◆ **Problem**: Write only the number of lines holding the string "使用湿润的拖把清洁".

◆ **Listed entries**:
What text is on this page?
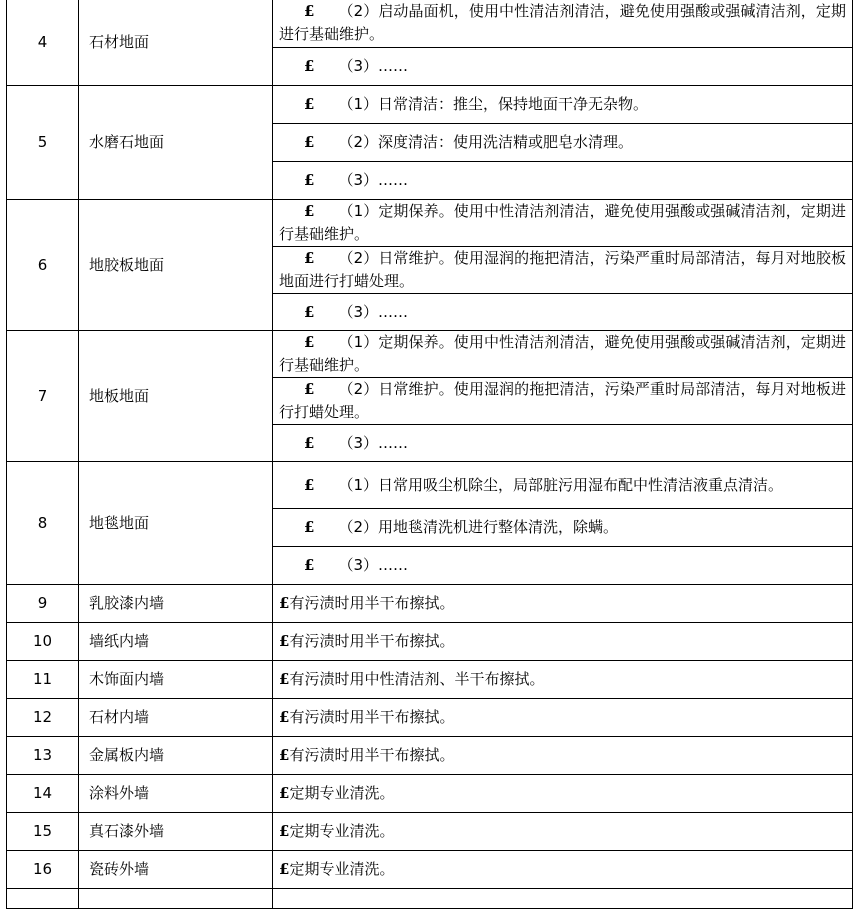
4	石材地面	£ （2）启动晶面机，使用中性清洁剂清洁，避免使用强酸或强碱清洁剂，定期进行基础维护。
		£ （3）……
5	水磨石地面	£ （1）日常清洁：推尘，保持地面干净无杂物。
		£ （2）深度清洁：使用洗洁精或肥皂水清理。
		£ （3）……
6	地胶板地面	£ （1）定期保养。使用中性清洁剂清洁，避免使用强酸或强碱清洁剂，定期进行基础维护。
		£ （2）日常维护。使用湿润的拖把清洁，污染严重时局部清洁，每月对地胶板地面进行打蜡处理。
		£ （3）……
7	地板地面	£ （1）定期保养。使用中性清洁剂清洁，避免使用强酸或强碱清洁剂，定期进行基础维护。
		£ （2）日常维护。使用湿润的拖把清洁，污染严重时局部清洁，每月对地板进行打蜡处理。
		£ （3）……
8	地毯地面	£ （1）日常用吸尘机除尘，局部脏污用湿布配中性清洁液重点清洁。
		£ （2）用地毯清洗机进行整体清洗，除螨。
		£ （3）……
9	乳胶漆内墙	£有污渍时用半干布擦拭。
10	墙纸内墙	£有污渍时用半干布擦拭。
11	木饰面内墙	£有污渍时用中性清洁剂、半干布擦拭。
12	石材内墙	£有污渍时用半干布擦拭。
13	金属板内墙	£有污渍时用半干布擦拭。
14	涂料外墙	£定期专业清洗。
15	真石漆外墙	£定期专业清洗。
16	瓷砖外墙	£定期专业清洗。
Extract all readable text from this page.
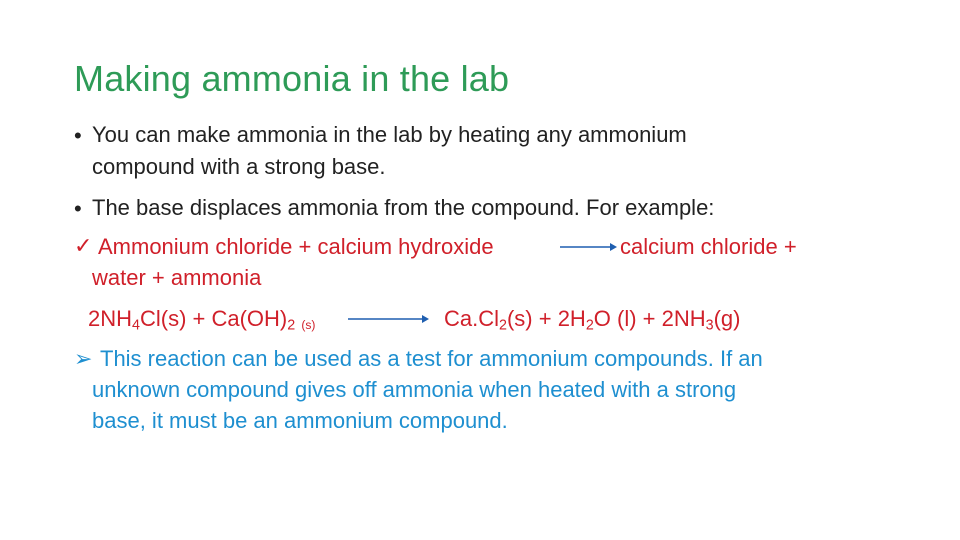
Making ammonia in the lab
• You can make ammonia in the lab by heating any ammonium
compound with a strong base.
• The base displaces ammonia from the compound. For example:
✓ Ammonium chloride + calcium hydroxide	calcium chloride +
water + ammonia
$2NH_4Cl(s) + Ca(OH)_2$ $_{(s)}$	$Ca.Cl_2(s) + 2H_2O$ $(l) + 2NH_3(g)$
➢ This reaction can be used as a test for ammonium compounds. If an
unknown compound gives off ammonia when heated with a strong
base, it must be an ammonium compound.
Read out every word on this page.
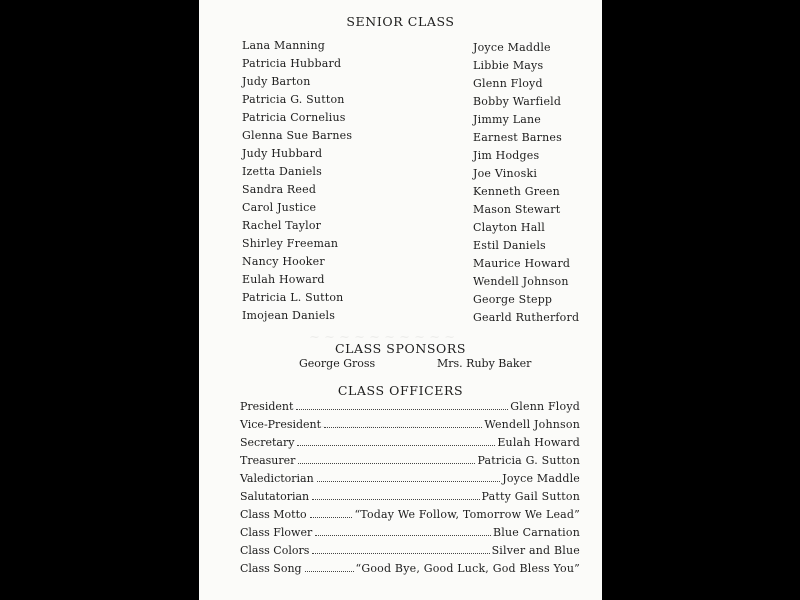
~ ~ ~ ~ ~ ~ ~ ~ ~ ~
~ ~ ~ ~ ~ ~ ~
SENIOR CLASS
Lana Manning
Patricia Hubbard
Judy Barton
Patricia G. Sutton
Patricia Cornelius
Glenna Sue Barnes
Judy Hubbard
Izetta Daniels
Sandra Reed
Carol Justice
Rachel Taylor
Shirley Freeman
Nancy Hooker
Eulah Howard
Patricia L. Sutton
Imojean Daniels
Joyce Maddle
Libbie Mays
Glenn Floyd
Bobby Warfield
Jimmy Lane
Earnest Barnes
Jim Hodges
Joe Vinoski
Kenneth Green
Mason Stewart
Clayton Hall
Estil Daniels
Maurice Howard
Wendell Johnson
George Stepp
Gearld Rutherford
CLASS SPONSORS
George Gross	Mrs. Ruby Baker
CLASS OFFICERS
President	Glenn Floyd
Vice-President	Wendell Johnson
Secretary	Eulah Howard
Treasurer	Patricia G. Sutton
Valedictorian	Joyce Maddle
Salutatorian	Patty Gail Sutton
Class Motto	“Today We Follow, Tomorrow We Lead”
Class Flower	Blue Carnation
Class Colors	Silver and Blue
Class Song	“Good Bye, Good Luck, God Bless You”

◆ **Result for this exercise**: 2